**RECORDS PROVIDED:**
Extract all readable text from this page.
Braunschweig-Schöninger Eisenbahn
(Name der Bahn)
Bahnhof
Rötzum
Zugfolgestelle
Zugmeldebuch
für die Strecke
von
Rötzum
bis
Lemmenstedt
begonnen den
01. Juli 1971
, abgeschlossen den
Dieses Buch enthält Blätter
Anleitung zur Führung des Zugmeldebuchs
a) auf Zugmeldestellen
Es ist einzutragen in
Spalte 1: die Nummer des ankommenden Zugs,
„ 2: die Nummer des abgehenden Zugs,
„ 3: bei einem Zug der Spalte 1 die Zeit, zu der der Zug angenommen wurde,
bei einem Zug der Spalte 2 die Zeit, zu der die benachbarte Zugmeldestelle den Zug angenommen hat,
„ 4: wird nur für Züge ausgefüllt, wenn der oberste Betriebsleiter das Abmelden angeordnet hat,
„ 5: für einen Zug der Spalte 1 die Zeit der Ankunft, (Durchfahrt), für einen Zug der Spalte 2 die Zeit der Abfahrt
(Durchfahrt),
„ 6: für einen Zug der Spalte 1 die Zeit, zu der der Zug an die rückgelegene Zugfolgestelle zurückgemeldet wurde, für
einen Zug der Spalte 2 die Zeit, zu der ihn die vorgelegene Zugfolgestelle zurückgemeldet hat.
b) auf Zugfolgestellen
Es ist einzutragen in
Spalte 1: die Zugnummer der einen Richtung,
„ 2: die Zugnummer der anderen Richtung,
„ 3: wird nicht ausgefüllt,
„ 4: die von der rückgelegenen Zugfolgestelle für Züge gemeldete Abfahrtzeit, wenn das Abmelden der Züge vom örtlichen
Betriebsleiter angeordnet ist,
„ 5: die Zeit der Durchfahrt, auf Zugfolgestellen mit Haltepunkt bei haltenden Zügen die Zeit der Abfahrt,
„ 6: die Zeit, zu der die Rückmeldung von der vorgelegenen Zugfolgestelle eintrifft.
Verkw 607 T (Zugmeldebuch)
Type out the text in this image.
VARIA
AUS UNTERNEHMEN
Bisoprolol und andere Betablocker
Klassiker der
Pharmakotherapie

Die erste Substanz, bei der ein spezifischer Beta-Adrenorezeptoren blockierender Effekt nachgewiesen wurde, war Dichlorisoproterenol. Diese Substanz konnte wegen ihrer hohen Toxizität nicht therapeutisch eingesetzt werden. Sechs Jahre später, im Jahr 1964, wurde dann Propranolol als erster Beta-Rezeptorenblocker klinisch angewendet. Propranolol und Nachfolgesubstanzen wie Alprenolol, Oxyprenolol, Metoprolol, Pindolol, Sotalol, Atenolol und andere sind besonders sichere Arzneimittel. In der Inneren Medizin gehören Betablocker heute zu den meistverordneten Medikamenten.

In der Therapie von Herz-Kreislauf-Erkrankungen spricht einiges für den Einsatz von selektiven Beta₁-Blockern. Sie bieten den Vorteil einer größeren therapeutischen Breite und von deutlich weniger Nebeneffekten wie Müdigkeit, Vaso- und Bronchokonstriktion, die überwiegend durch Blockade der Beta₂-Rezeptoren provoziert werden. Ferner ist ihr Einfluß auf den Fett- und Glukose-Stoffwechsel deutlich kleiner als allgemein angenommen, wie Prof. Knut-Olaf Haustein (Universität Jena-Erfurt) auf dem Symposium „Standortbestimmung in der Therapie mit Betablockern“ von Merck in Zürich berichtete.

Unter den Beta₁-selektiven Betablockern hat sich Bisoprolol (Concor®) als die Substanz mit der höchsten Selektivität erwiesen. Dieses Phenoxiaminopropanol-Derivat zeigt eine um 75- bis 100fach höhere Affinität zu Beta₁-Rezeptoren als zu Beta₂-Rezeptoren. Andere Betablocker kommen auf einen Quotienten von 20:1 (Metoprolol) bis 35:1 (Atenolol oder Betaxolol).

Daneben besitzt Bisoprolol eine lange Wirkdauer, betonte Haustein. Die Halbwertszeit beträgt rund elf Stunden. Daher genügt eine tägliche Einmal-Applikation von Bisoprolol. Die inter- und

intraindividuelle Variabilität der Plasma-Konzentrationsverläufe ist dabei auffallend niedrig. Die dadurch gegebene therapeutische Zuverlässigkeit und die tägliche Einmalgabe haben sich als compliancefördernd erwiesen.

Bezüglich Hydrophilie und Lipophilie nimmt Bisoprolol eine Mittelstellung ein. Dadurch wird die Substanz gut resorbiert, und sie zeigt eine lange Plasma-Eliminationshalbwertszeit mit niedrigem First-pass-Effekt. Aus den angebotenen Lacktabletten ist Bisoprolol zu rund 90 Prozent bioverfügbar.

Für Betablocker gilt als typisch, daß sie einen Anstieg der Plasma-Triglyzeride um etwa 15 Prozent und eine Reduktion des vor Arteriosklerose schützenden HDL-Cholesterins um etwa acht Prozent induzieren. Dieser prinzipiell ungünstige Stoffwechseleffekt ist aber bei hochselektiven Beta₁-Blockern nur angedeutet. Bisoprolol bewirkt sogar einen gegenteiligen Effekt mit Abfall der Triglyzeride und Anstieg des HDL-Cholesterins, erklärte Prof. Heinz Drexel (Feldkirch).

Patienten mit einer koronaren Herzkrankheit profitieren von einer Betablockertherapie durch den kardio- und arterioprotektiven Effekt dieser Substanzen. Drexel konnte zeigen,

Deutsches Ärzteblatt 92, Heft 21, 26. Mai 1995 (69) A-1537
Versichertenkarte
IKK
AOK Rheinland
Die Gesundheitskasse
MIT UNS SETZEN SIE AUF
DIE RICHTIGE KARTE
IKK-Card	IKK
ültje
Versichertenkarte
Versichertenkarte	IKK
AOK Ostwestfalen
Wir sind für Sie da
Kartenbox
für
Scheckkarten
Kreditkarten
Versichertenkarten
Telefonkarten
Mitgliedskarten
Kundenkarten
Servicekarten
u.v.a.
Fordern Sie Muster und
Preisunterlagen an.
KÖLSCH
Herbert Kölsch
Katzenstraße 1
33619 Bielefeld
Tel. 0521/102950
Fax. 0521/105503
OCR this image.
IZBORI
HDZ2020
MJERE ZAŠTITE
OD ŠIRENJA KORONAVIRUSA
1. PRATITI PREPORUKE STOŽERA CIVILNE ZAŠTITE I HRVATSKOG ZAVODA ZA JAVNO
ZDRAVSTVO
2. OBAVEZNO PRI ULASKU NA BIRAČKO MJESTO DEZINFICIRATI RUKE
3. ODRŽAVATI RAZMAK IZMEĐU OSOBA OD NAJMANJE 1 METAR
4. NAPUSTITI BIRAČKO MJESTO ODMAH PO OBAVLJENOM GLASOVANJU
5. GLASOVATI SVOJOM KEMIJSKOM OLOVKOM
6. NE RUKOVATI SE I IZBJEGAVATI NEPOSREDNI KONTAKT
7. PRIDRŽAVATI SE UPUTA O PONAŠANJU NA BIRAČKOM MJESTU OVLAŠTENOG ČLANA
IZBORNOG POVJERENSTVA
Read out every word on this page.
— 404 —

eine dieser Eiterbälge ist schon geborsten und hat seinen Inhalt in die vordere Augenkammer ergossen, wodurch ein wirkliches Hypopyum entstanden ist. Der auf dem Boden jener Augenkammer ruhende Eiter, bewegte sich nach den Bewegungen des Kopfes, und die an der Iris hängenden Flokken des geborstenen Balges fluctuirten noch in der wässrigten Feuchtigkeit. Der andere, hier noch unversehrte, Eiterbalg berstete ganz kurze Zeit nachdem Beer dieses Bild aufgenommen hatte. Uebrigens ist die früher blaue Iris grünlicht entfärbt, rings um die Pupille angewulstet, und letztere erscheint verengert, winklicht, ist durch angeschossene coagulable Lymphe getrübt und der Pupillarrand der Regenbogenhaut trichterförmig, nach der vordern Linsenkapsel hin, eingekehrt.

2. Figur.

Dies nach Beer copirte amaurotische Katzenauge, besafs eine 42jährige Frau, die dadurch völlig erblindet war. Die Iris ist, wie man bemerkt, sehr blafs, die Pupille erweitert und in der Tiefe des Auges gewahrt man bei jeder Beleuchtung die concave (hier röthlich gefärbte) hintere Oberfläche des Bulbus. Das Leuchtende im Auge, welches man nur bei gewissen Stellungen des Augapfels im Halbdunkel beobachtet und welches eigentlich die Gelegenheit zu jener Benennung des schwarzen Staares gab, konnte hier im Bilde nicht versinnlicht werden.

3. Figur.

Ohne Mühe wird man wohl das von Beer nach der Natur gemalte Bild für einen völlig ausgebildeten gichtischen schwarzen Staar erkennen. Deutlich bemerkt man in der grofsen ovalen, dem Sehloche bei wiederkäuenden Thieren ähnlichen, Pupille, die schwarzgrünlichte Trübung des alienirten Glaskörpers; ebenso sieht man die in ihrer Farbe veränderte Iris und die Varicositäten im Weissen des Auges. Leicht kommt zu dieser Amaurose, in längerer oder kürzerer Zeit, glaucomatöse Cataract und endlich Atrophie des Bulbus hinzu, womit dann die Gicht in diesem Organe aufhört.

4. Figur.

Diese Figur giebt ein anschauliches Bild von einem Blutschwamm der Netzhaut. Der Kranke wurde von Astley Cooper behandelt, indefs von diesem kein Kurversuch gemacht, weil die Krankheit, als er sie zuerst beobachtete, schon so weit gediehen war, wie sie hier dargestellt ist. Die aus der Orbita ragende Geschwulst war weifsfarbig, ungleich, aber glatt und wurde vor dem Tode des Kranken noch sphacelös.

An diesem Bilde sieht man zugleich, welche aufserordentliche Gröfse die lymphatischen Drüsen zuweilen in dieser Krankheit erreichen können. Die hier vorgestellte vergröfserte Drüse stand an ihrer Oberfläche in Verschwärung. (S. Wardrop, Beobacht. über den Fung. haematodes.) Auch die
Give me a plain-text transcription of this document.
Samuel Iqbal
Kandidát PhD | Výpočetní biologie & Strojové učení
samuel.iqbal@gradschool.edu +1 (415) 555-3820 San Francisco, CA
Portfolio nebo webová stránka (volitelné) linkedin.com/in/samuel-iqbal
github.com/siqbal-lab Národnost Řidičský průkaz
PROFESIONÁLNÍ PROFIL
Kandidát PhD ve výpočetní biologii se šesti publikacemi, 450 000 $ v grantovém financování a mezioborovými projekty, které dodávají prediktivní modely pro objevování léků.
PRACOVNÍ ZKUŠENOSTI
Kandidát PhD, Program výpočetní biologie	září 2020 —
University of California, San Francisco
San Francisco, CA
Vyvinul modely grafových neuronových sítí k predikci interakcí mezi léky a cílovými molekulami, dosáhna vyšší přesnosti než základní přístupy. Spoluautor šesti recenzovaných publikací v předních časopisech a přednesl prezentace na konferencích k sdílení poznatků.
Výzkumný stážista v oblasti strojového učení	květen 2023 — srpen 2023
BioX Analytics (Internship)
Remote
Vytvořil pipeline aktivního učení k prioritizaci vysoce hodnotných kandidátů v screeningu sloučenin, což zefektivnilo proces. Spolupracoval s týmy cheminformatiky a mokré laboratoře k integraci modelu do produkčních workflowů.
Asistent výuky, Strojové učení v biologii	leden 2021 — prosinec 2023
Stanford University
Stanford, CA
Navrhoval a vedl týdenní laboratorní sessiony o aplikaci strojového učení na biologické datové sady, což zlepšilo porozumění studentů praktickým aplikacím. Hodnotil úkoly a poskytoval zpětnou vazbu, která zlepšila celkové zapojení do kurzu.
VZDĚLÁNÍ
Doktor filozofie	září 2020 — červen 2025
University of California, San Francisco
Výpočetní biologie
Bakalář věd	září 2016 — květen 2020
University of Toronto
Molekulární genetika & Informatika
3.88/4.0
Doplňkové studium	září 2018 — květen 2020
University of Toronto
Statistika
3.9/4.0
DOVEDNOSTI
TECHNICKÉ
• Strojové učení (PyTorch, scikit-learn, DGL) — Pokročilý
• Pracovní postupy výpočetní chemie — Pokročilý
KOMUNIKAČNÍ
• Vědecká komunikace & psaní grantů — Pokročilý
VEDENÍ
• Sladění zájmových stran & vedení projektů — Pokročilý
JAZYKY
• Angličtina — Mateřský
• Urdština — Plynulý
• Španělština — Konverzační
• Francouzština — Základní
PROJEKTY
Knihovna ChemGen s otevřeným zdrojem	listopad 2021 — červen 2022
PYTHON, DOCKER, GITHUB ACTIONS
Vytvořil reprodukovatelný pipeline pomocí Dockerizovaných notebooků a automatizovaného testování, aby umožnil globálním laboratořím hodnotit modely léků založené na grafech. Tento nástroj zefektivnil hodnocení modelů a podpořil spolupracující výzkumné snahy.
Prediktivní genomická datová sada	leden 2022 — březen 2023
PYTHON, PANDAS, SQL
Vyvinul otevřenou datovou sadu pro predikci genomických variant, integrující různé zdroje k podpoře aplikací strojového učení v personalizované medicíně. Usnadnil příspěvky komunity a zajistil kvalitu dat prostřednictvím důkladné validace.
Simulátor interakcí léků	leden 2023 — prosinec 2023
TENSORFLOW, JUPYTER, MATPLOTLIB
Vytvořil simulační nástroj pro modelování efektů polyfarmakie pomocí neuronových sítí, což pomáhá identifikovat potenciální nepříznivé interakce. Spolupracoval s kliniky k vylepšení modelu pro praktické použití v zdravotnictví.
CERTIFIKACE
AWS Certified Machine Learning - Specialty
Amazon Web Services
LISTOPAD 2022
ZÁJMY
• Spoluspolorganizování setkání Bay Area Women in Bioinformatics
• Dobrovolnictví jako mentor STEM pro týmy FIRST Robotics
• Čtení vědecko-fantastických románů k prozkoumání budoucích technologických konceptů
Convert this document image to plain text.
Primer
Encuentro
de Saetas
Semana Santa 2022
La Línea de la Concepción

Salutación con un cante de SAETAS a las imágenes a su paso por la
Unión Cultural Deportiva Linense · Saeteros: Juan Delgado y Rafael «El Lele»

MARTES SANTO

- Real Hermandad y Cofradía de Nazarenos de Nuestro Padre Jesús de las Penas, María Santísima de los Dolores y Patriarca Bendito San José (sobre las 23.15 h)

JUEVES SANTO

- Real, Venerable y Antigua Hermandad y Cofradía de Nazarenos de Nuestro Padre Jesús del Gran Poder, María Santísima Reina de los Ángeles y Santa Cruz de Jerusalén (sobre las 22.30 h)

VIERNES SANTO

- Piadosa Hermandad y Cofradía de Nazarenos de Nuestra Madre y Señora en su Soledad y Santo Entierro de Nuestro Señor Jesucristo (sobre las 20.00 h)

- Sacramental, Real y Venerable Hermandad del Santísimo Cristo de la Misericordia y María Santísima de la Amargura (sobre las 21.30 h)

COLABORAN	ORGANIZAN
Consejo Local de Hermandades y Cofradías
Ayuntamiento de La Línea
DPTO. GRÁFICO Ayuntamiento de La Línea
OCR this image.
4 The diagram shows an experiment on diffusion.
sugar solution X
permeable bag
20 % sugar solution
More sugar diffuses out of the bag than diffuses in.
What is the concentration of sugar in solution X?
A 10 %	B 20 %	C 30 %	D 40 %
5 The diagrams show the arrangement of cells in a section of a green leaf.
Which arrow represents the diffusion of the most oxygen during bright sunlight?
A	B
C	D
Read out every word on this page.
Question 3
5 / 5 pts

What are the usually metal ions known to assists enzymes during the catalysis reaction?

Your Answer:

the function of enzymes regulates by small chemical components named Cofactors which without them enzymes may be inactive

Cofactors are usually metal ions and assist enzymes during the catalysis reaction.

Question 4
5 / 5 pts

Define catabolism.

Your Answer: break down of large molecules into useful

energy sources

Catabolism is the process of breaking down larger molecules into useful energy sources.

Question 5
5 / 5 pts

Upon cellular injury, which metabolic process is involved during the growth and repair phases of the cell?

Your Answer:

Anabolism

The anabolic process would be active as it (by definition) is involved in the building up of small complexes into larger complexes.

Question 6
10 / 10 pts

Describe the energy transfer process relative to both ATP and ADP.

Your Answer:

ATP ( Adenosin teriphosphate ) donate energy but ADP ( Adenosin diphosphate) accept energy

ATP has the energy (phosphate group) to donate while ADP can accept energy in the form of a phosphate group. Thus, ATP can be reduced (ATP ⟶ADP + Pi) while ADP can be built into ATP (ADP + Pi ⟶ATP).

**REQUIRED WORK:** Check each line of the listing above for the string "Question" and return those that contain it.

**WRITTEN ANSWER:**
Question 3
Question 4
Question 5
Question 6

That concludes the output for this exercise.